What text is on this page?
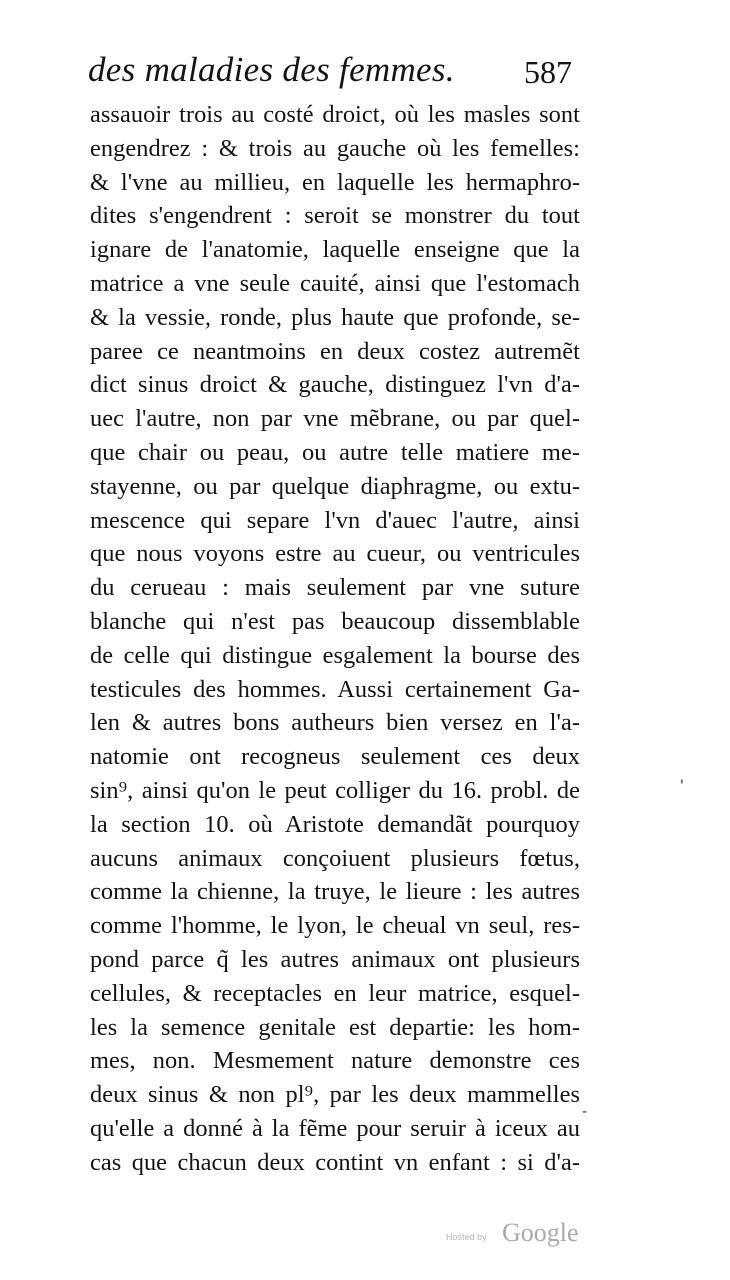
des maladies des femmes. 587
assauoir trois au costé droict, où les masles sont
engendrez : & trois au gauche où les femelles:
& l'vne au millieu, en laquelle les hermaphro-
dites s'engendrent : seroit se monstrer du tout
ignare de l'anatomie, laquelle enseigne que la
matrice a vne seule cauité, ainsi que l'estomach
& la vessie, ronde, plus haute que profonde, se-
paree ce neantmoins en deux costez autremẽt
dict sinus droict & gauche, distinguez l'vn d'a-
uec l'autre, non par vne mẽbrane, ou par quel-
que chair ou peau, ou autre telle matiere me-
stayenne, ou par quelque diaphragme, ou extu-
mescence qui separe l'vn d'auec l'autre, ainsi
que nous voyons estre au cueur, ou ventricules
du cerueau : mais seulement par vne suture
blanche qui n'est pas beaucoup dissemblable
de celle qui distingue esgalement la bourse des
testicules des hommes. Aussi certainement Ga-
len & autres bons autheurs bien versez en l'a-
natomie ont recogneus seulement ces deux
sin⁹, ainsi qu'on le peut colliger du 16. probl. de
la section 10. où Aristote demandãt pourquoy
aucuns animaux conçoiuent plusieurs fœtus,
comme la chienne, la truye, le lieure : les autres
comme l'homme, le lyon, le cheual vn seul, res-
pond parce q̃ les autres animaux ont plusieurs
cellules, & receptacles en leur matrice, esquel-
les la semence genitale est departie: les hom-
mes, non. Mesmement nature demonstre ces
deux sinus & non pl⁹, par les deux mammelles
qu'elle a donné à la fẽme pour seruir à iceux au
cas que chacun deux contint vn enfant : si d'a-
'
-
Hosted by Google
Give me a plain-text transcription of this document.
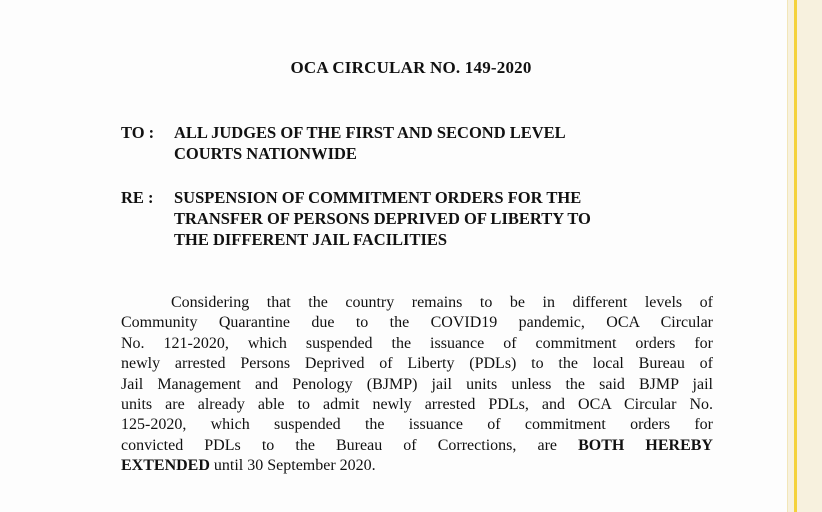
OCA CIRCULAR NO. 149-2020
TO :	ALL JUDGES OF THE FIRST AND SECOND LEVEL
COURTS NATIONWIDE
RE :	SUSPENSION OF COMMITMENT ORDERS FOR THE
TRANSFER OF PERSONS DEPRIVED OF LIBERTY TO
THE DIFFERENT JAIL FACILITIES
Considering that the country remains to be in different levels of
Community Quarantine due to the COVID19 pandemic, OCA Circular
No. 121-2020, which suspended the issuance of commitment orders for
newly arrested Persons Deprived of Liberty (PDLs) to the local Bureau of
Jail Management and Penology (BJMP) jail units unless the said BJMP jail
units are already able to admit newly arrested PDLs, and OCA Circular No.
125-2020, which suspended the issuance of commitment orders for
convicted PDLs to the Bureau of Corrections, are BOTH HEREBY
EXTENDED until 30 September 2020.
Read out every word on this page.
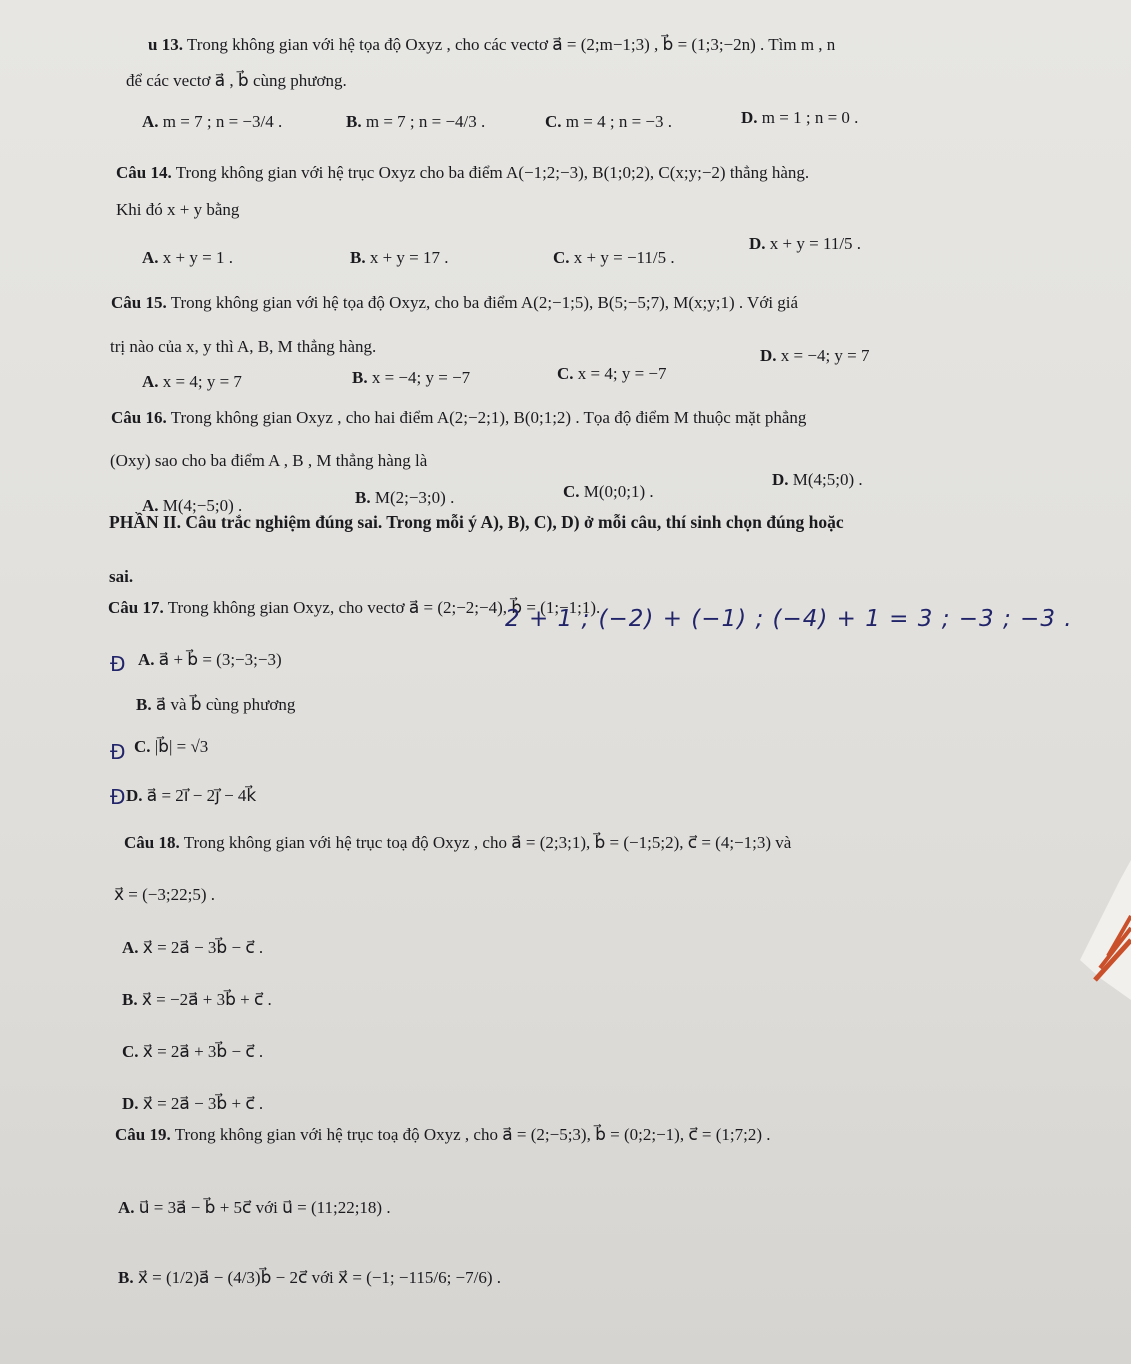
u 13. Trong không gian với hệ tọa độ Oxyz , cho các vectơ a⃗ = (2;m−1;3) , b⃗ = (1;3;−2n) . Tìm m , n
để các vectơ a⃗ , b⃗ cùng phương.
A. m = 7 ; n = −3/4 .	B. m = 7 ; n = −4/3 .	C. m = 4 ; n = −3 .	D. m = 1 ; n = 0 .
Câu 14. Trong không gian với hệ trục Oxyz cho ba điểm A(−1;2;−3), B(1;0;2), C(x;y;−2) thẳng hàng.
Khi đó x + y bằng
A. x + y = 1 .	B. x + y = 17 .	C. x + y = −11/5 .
D. x + y = 11/5 .
Câu 15. Trong không gian với hệ tọa độ Oxyz, cho ba điểm A(2;−1;5), B(5;−5;7), M(x;y;1) . Với giá
trị nào của x, y thì A, B, M thẳng hàng.
A. x = 4; y = 7	B. x = −4; y = −7	C. x = 4; y = −7
D. x = −4; y = 7
Câu 16. Trong không gian Oxyz , cho hai điểm A(2;−2;1), B(0;1;2) . Tọa độ điểm M thuộc mặt phẳng
(Oxy) sao cho ba điểm A , B , M thẳng hàng là
A. M(4;−5;0) .	B. M(2;−3;0) .	C. M(0;0;1) .
D. M(4;5;0) .
PHẦN II. Câu trắc nghiệm đúng sai. Trong mỗi ý A), B), C), D) ở mỗi câu, thí sinh chọn đúng hoặc
sai.
Câu 17. Trong không gian Oxyz, cho vectơ a⃗ = (2;−2;−4), b⃗ = (1;−1;1).
2 + 1 ; (−2) + (−1) ; (−4) + 1 = 3 ; −3 ; −3 .
Đ A. a⃗ + b⃗ = (3;−3;−3)
B. a⃗ và b⃗ cùng phương
Đ C. |b⃗| = √3
Đ D. a⃗ = 2i⃗ − 2j⃗ − 4k⃗
Câu 18. Trong không gian với hệ trục toạ độ Oxyz , cho a⃗ = (2;3;1), b⃗ = (−1;5;2), c⃗ = (4;−1;3) và
x⃗ = (−3;22;5) .
A. x⃗ = 2a⃗ − 3b⃗ − c⃗ .
B. x⃗ = −2a⃗ + 3b⃗ + c⃗ .
C. x⃗ = 2a⃗ + 3b⃗ − c⃗ .
D. x⃗ = 2a⃗ − 3b⃗ + c⃗ .
Câu 19. Trong không gian với hệ trục toạ độ Oxyz , cho a⃗ = (2;−5;3), b⃗ = (0;2;−1), c⃗ = (1;7;2) .
A. u⃗ = 3a⃗ − b⃗ + 5c⃗ với u⃗ = (11;22;18) .
B. x⃗ = (1/2)a⃗ − (4/3)b⃗ − 2c⃗ với x⃗ = (−1; −115/6; −7/6) .
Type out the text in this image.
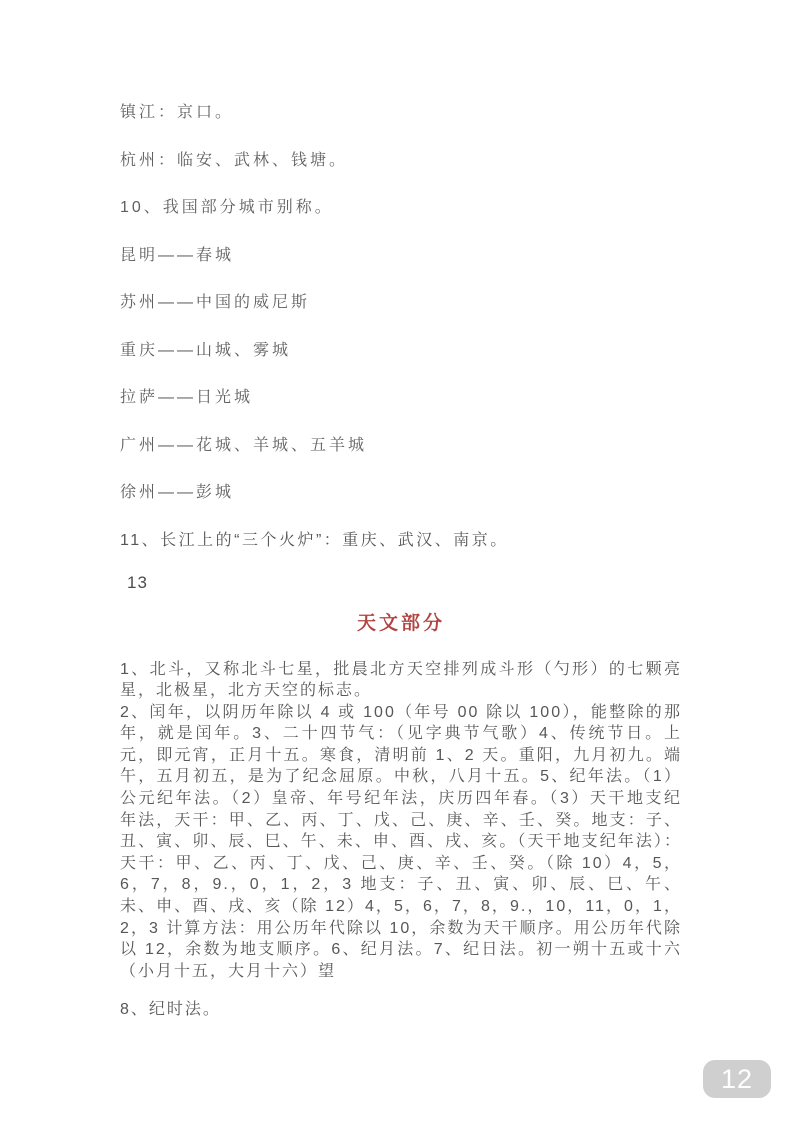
镇江：京口。
杭州：临安、武林、钱塘。
10、我国部分城市别称。
昆明——春城
苏州——中国的威尼斯
重庆——山城、雾城
拉萨——日光城
广州——花城、羊城、五羊城
徐州——彭城
11、长江上的“三个火炉”：重庆、武汉、南京。
13
天文部分

1、北斗，又称北斗七星，批晨北方天空排列成斗形（勺形）的七颗亮星，北极星，北方天空的标志。

2、闰年，以阴历年除以 4 或 100（年号 00 除以 100），能整除的那年，就是闰年。3、二十四节气：（见字典节气歌）4、传统节日。上元，即元宵，正月十五。寒食，清明前 1、2 天。重阳，九月初九。端午，五月初五，是为了纪念屈原。中秋，八月十五。5、纪年法。（1）公元纪年法。（2）皇帝、年号纪年法，庆历四年春。（3）天干地支纪年法，天干：甲、乙、丙、丁、戊、己、庚、辛、壬、癸。地支：子、丑、寅、卯、辰、巳、午、未、申、酉、戌、亥。（天干地支纪年法）：天干：甲、乙、丙、丁、戊、己、庚、辛、壬、癸。（除 10）4，5，6，7，8，9.，0，1，2，3 地支：子、丑、寅、卯、辰、巳、午、未、申、酉、戌、亥（除 12）4，5，6，7，8，9.，10，11，0，1，2，3 计算方法：用公历年代除以 10，余数为天干顺序。用公历年代除以 12，余数为地支顺序。6、纪月法。7、纪日法。初一朔十五或十六（小月十五，大月十六）望

8、纪时法。

12
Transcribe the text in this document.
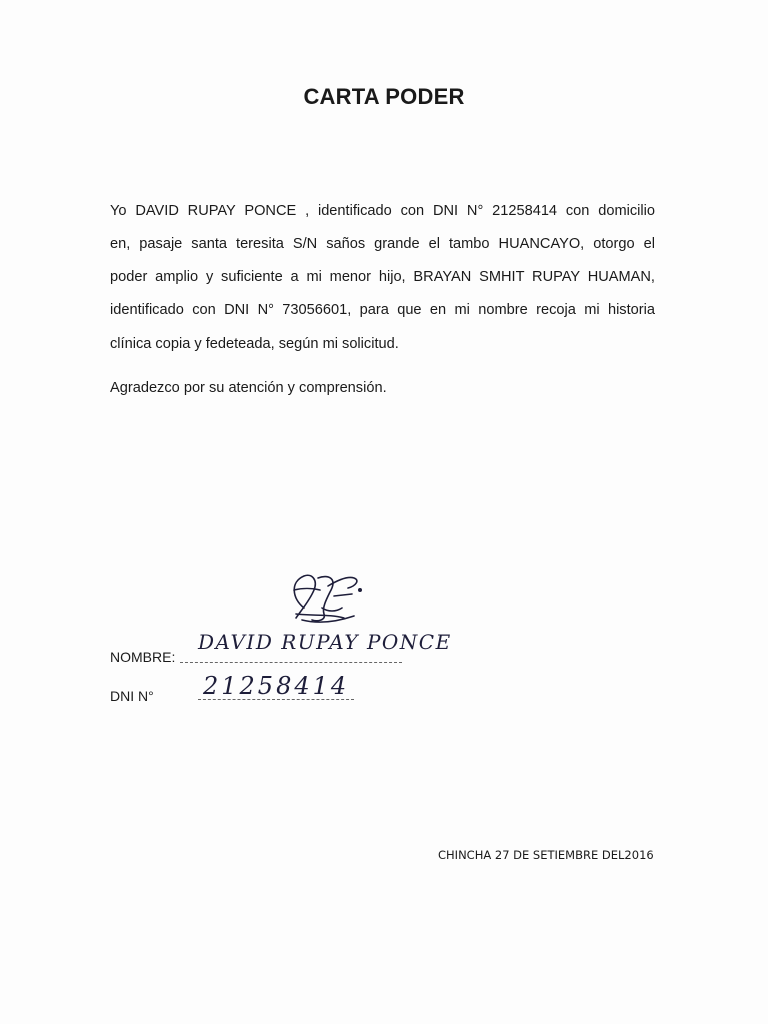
CARTA PODER
Yo DAVID RUPAY PONCE , identificado con DNI N° 21258414 con domicilio
en, pasaje santa teresita S/N saños grande el tambo HUANCAYO, otorgo el
poder amplio y suficiente a mi menor hijo, BRAYAN SMHIT RUPAY HUAMAN,
identificado con DNI N° 73056601, para que en mi nombre recoja mi historia
clínica copia y fedeteada, según mi solicitud.
Agradezco por su atención y comprensión.
NOMBRE:
DAVID RUPAY PONCE
DNI N° 21258414
CHINCHA 27 DE SETIEMBRE DEL2016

┄┄┄┄┄┄┄┄┄┄

GIVEN REQUEST: Write the records above out again exactly, with no pictures in your copy.

RESPONSE:
What text is on this page?
des maladies des femmes. 587
assauoir trois au costé droict, où les masles sont
engendrez : & trois au gauche où les femelles:
& l'vne au millieu, en laquelle les hermaphro-
dites s'engendrent : seroit se monstrer du tout
ignare de l'anatomie, laquelle enseigne que la
matrice a vne seule cauité, ainsi que l'estomach
& la vessie, ronde, plus haute que profonde, se-
paree ce neantmoins en deux costez autremẽt
dict sinus droict & gauche, distinguez l'vn d'a-
uec l'autre, non par vne mẽbrane, ou par quel-
que chair ou peau, ou autre telle matiere me-
stayenne, ou par quelque diaphragme, ou extu-
mescence qui separe l'vn d'auec l'autre, ainsi
que nous voyons estre au cueur, ou ventricules
du cerueau : mais seulement par vne suture
blanche qui n'est pas beaucoup dissemblable
de celle qui distingue esgalement la bourse des
testicules des hommes. Aussi certainement Ga-
len & autres bons autheurs bien versez en l'a-
natomie ont recogneus seulement ces deux
sin⁹, ainsi qu'on le peut colliger du 16. probl. de
la section 10. où Aristote demandãt pourquoy
aucuns animaux conçoiuent plusieurs fœtus,
comme la chienne, la truye, le lieure : les autres
comme l'homme, le lyon, le cheual vn seul, res-
pond parce q̃ les autres animaux ont plusieurs
cellules, & receptacles en leur matrice, esquel-
les la semence genitale est departie: les hom-
mes, non. Mesmement nature demonstre ces
deux sinus & non pl⁹, par les deux mammelles
qu'elle a donné à la fẽme pour seruir à iceux au
cas que chacun deux contint vn enfant : si d'a-
'
-
Hosted by Google
Give me a plain-text transcription of this document.
OCA CIRCULAR NO. 149-2020
TO :	ALL JUDGES OF THE FIRST AND SECOND LEVEL
COURTS NATIONWIDE
RE :	SUSPENSION OF COMMITMENT ORDERS FOR THE
TRANSFER OF PERSONS DEPRIVED OF LIBERTY TO
THE DIFFERENT JAIL FACILITIES
Considering that the country remains to be in different levels of
Community Quarantine due to the COVID19 pandemic, OCA Circular
No. 121-2020, which suspended the issuance of commitment orders for
newly arrested Persons Deprived of Liberty (PDLs) to the local Bureau of
Jail Management and Penology (BJMP) jail units unless the said BJMP jail
units are already able to admit newly arrested PDLs, and OCA Circular No.
125-2020, which suspended the issuance of commitment orders for
convicted PDLs to the Bureau of Corrections, are BOTH HEREBY
EXTENDED until 30 September 2020.
Read out every word on this page.
u 13. Trong không gian với hệ tọa độ Oxyz , cho các vectơ a⃗ = (2;m−1;3) , b⃗ = (1;3;−2n) . Tìm m , n
để các vectơ a⃗ , b⃗ cùng phương.
A. m = 7 ; n = −3/4 .	B. m = 7 ; n = −4/3 .	C. m = 4 ; n = −3 .	D. m = 1 ; n = 0 .
Câu 14. Trong không gian với hệ trục Oxyz cho ba điểm A(−1;2;−3), B(1;0;2), C(x;y;−2) thẳng hàng.
Khi đó x + y bằng
A. x + y = 1 .	B. x + y = 17 .	C. x + y = −11/5 .
D. x + y = 11/5 .
Câu 15. Trong không gian với hệ tọa độ Oxyz, cho ba điểm A(2;−1;5), B(5;−5;7), M(x;y;1) . Với giá
trị nào của x, y thì A, B, M thẳng hàng.
A. x = 4; y = 7	B. x = −4; y = −7	C. x = 4; y = −7
D. x = −4; y = 7
Câu 16. Trong không gian Oxyz , cho hai điểm A(2;−2;1), B(0;1;2) . Tọa độ điểm M thuộc mặt phẳng
(Oxy) sao cho ba điểm A , B , M thẳng hàng là
A. M(4;−5;0) .	B. M(2;−3;0) .	C. M(0;0;1) .
D. M(4;5;0) .
PHẦN II. Câu trắc nghiệm đúng sai. Trong mỗi ý A), B), C), D) ở mỗi câu, thí sinh chọn đúng hoặc
sai.
Câu 17. Trong không gian Oxyz, cho vectơ a⃗ = (2;−2;−4), b⃗ = (1;−1;1).
2 + 1 ; (−2) + (−1) ; (−4) + 1 = 3 ; −3 ; −3 .
Đ A. a⃗ + b⃗ = (3;−3;−3)
B. a⃗ và b⃗ cùng phương
Đ C. |b⃗| = √3
Đ D. a⃗ = 2i⃗ − 2j⃗ − 4k⃗
Câu 18. Trong không gian với hệ trục toạ độ Oxyz , cho a⃗ = (2;3;1), b⃗ = (−1;5;2), c⃗ = (4;−1;3) và
x⃗ = (−3;22;5) .
A. x⃗ = 2a⃗ − 3b⃗ − c⃗ .
B. x⃗ = −2a⃗ + 3b⃗ + c⃗ .
C. x⃗ = 2a⃗ + 3b⃗ − c⃗ .
D. x⃗ = 2a⃗ − 3b⃗ + c⃗ .
Câu 19. Trong không gian với hệ trục toạ độ Oxyz , cho a⃗ = (2;−5;3), b⃗ = (0;2;−1), c⃗ = (1;7;2) .
A. u⃗ = 3a⃗ − b⃗ + 5c⃗ với u⃗ = (11;22;18) .
B. x⃗ = (1/2)a⃗ − (4/3)b⃗ − 2c⃗ với x⃗ = (−1; −115/6; −7/6) .
Type out the text in this image.
镇江：京口。
杭州：临安、武林、钱塘。
10、我国部分城市别称。
昆明——春城
苏州——中国的威尼斯
重庆——山城、雾城
拉萨——日光城
广州——花城、羊城、五羊城
徐州——彭城
11、长江上的“三个火炉”：重庆、武汉、南京。
13
天文部分

1、北斗，又称北斗七星，批晨北方天空排列成斗形（勺形）的七颗亮星，北极星，北方天空的标志。

2、闰年，以阴历年除以 4 或 100（年号 00 除以 100），能整除的那年，就是闰年。3、二十四节气：（见字典节气歌）4、传统节日。上元，即元宵，正月十五。寒食，清明前 1、2 天。重阳，九月初九。端午，五月初五，是为了纪念屈原。中秋，八月十五。5、纪年法。（1）公元纪年法。（2）皇帝、年号纪年法，庆历四年春。（3）天干地支纪年法，天干：甲、乙、丙、丁、戊、己、庚、辛、壬、癸。地支：子、丑、寅、卯、辰、巳、午、未、申、酉、戌、亥。（天干地支纪年法）：天干：甲、乙、丙、丁、戊、己、庚、辛、壬、癸。（除 10）4，5，6，7，8，9.，0，1，2，3 地支：子、丑、寅、卯、辰、巳、午、未、申、酉、戌、亥（除 12）4，5，6，7，8，9.，10，11，0，1，2，3 计算方法：用公历年代除以 10，余数为天干顺序。用公历年代除以 12，余数为地支顺序。6、纪月法。7、纪日法。初一朔十五或十六（小月十五，大月十六）望

8、纪时法。

12
Transcribe the text in this document.
CARTA PODER
Yo DAVID RUPAY PONCE , identificado con DNI N° 21258414 con domicilio
en, pasaje santa teresita S/N saños grande el tambo HUANCAYO, otorgo el
poder amplio y suficiente a mi menor hijo, BRAYAN SMHIT RUPAY HUAMAN,
identificado con DNI N° 73056601, para que en mi nombre recoja mi historia
clínica copia y fedeteada, según mi solicitud.
Agradezco por su atención y comprensión.
NOMBRE:
DAVID RUPAY PONCE
DNI N° 21258414
CHINCHA 27 DE SETIEMBRE DEL2016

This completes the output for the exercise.